AIM OF THE EXERCISE:
According to the editorial on the journal's 120 years, in what month and year did the first issue of Arkitekten appear?

## BEGIN EXCERPT TO READ

Published in 1/2023 - Movement


Editorial 1/2023: Motion Detector

Kristo Vesikansa

In issue 7/1911 Arkitekten described in detail the multi-level traffic arrangements of the Grand Central Terminal then under construction in New York. Placing the tracks underground also opened unprecedented opportunities for the development of the railway yard area. A few years later, solutions of a similar type also appeared in the plans of Finnish architects.

The first issue of the predecessor to the Finnish Architectural Review, the Swedish-language Arkitekten, first saw the light of day in April 1903. Our journal has thus followed the movements and trends in architecture for already 120 years, making it one of the world’s oldest still-published architecture journals. Although social conditions, construction technology, design methods and stylistic trends have since then undergone major upheavals, the goals defined by the editors in the first issue are still easy to subscribe to today:

Arkitekten strives, to the extent that space allows, to deal with the architectural events of the day, to describe and illustrate important new buildings in the country, to refer to significant statements in foreign professional journals, and to conscientiously follow the newly begun work to know better our old churches and castles… But Arkitekten equally addresses the general public, which in recent years on a daily basis has shown an increased interest in related questions, and here the journal bears perhaps its greatest responsibility: to educate the public through objective criticism of completed works and projects and thought-provoking articles in order to help them understand what is valuable in the architects’ art.

The journal was founded at a time of transition in Finnish architecture: National Romanticism had just established its position, but the older generation was still working on the principles of historicism, while the youngest architects were looking towards the rationalism that was already on the horizon. As we can see from the above quote, protecting the Finnish architectural heritage played a central role from the very beginning. At the turn of the 20th century, the focus was on Finland’s few medieval buildings, while today we work more and more with the large volumes built since the Second World War.

The journal’s format, created 120 years ago, has proven to be amazingly long-lived and adaptable in various situations. At the same time, the burning questions of each era have left their mark on the issues of the journal: at the turn of the 1920s and 1930s functionalism and its new ideals, in the 1940s post-war reconstruction, in the 1960s industrialised building, and in the 1980s postmodernism with its theoretical reflections.

## END EXCERPT TO READ
## BEGIN DATA EXTRACT

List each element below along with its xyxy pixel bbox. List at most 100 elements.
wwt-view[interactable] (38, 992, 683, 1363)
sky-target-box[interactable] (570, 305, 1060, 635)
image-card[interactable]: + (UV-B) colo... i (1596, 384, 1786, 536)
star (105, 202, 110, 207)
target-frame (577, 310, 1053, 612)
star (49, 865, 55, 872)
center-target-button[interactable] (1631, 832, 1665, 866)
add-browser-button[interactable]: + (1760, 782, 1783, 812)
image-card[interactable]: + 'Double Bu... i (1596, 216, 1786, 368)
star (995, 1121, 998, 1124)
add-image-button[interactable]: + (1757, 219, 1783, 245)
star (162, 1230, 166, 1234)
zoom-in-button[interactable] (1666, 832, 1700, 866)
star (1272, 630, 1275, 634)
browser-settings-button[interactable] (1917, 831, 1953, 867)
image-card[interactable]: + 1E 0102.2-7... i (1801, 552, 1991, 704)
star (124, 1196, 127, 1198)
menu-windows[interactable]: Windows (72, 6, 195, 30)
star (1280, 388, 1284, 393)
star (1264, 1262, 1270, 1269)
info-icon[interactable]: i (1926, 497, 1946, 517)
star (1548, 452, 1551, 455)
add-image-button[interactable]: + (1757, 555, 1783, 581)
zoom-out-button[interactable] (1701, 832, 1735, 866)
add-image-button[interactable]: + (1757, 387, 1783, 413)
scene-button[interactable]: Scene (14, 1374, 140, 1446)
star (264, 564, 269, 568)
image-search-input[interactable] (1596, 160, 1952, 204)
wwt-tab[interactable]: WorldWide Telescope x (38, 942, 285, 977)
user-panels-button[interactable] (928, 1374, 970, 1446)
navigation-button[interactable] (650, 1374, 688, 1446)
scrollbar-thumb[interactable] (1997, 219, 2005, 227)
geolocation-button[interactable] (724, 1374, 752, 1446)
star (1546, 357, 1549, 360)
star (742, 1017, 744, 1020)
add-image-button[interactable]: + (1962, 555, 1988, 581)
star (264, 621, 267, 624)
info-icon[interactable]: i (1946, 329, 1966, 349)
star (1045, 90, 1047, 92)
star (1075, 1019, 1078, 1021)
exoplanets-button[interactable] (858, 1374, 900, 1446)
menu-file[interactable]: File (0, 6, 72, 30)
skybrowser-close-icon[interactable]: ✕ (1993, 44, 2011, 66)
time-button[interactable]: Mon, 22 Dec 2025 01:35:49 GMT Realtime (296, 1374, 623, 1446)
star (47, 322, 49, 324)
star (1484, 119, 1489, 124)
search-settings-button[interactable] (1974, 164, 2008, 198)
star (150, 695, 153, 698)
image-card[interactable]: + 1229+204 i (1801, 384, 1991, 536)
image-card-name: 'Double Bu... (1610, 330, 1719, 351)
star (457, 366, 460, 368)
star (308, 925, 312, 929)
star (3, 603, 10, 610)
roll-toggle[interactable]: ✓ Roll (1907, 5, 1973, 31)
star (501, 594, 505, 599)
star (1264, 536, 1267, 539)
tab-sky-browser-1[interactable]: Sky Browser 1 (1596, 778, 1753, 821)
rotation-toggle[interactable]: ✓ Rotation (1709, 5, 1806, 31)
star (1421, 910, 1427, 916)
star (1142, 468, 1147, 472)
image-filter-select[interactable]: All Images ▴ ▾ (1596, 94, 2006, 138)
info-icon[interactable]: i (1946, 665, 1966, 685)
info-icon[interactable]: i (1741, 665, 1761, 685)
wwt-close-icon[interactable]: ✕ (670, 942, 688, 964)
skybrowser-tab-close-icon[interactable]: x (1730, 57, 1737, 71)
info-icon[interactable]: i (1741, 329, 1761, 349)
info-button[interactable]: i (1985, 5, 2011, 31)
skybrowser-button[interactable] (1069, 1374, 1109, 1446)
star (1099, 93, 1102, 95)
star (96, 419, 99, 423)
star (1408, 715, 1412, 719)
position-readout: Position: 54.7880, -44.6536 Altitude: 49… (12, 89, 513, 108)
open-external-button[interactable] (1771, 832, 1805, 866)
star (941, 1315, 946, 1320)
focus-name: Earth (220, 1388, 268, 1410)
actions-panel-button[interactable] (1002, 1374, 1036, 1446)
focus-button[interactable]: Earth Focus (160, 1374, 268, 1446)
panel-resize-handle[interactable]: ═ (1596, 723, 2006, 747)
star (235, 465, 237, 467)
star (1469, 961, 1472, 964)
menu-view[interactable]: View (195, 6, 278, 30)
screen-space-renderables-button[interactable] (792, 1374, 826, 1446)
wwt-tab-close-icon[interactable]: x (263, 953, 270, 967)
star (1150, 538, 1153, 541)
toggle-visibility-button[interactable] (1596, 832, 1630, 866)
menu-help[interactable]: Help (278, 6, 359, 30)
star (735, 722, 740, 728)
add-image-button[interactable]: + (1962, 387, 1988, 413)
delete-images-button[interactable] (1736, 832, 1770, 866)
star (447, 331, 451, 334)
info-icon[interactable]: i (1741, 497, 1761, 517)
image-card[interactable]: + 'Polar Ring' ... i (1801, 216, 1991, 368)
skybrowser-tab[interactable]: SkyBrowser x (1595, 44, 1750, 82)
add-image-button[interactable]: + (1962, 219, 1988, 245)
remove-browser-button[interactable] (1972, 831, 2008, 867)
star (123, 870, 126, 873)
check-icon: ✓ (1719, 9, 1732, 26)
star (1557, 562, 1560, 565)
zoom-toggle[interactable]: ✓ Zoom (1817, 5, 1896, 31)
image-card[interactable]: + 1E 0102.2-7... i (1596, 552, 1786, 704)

## END DATA EXTRACT

THE SOLUTION:
April 1903.